EXERCISE INSTRUCTIONS | Filter the listing and keep only the lines with the word "grid".

----- STORED RECORDS

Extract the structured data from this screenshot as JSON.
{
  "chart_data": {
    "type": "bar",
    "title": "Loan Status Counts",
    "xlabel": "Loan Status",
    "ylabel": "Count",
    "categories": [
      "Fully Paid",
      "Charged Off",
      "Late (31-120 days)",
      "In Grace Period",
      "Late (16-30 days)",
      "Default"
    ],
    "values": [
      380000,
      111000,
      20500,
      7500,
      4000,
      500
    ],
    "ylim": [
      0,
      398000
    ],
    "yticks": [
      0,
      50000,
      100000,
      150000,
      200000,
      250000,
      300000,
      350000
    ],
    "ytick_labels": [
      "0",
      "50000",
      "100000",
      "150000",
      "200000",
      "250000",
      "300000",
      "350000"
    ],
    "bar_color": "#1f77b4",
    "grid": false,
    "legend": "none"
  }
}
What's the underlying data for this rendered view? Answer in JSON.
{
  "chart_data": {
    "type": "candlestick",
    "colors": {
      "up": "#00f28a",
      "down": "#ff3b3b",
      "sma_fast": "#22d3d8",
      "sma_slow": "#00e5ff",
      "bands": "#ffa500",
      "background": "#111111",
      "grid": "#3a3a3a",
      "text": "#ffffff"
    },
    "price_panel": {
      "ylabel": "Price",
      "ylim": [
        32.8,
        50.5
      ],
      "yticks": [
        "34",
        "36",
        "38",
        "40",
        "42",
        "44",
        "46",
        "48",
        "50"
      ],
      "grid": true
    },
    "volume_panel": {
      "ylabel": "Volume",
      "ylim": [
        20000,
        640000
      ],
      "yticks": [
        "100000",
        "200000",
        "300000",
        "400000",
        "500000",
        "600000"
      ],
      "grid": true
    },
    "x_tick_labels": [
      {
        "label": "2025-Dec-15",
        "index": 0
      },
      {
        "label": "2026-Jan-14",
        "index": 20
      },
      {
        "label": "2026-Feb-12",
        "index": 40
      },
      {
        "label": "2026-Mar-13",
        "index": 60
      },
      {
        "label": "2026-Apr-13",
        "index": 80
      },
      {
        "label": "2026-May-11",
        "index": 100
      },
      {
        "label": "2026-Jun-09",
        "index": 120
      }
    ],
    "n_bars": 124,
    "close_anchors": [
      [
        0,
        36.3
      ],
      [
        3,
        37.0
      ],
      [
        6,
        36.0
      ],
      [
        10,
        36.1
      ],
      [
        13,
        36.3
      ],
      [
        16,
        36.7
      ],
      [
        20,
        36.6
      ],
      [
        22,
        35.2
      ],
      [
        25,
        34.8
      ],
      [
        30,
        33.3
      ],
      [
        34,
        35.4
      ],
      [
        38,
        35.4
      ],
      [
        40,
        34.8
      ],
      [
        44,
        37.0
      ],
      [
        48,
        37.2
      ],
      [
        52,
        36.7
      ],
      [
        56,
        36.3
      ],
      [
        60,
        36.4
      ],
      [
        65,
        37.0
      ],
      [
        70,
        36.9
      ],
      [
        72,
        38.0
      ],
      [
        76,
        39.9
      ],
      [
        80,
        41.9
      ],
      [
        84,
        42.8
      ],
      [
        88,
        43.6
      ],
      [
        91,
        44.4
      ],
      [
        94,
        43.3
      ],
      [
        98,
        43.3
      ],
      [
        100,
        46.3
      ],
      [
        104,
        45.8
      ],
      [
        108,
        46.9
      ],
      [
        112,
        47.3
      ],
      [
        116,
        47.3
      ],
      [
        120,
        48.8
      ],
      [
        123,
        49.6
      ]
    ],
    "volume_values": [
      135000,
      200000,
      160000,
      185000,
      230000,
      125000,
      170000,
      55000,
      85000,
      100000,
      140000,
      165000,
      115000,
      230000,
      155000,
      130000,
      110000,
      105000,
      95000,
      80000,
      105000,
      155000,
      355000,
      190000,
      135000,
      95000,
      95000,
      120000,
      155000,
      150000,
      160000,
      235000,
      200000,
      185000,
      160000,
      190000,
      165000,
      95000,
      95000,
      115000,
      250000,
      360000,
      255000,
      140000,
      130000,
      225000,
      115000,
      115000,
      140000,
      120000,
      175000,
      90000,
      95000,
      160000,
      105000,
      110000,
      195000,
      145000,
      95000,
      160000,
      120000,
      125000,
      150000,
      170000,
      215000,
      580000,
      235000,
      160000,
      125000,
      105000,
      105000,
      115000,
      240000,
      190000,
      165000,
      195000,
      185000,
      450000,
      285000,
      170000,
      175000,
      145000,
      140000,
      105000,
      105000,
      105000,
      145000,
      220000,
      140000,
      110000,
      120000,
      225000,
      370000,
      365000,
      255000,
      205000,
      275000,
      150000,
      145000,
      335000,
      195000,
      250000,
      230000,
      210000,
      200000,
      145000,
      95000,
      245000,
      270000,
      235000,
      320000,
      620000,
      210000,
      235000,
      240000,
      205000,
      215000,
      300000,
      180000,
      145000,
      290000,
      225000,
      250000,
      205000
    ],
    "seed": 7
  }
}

----------

CORRECT ANSWER |
    "grid": false,
      "grid": "#3a3a3a",
      "grid": true
      "grid": true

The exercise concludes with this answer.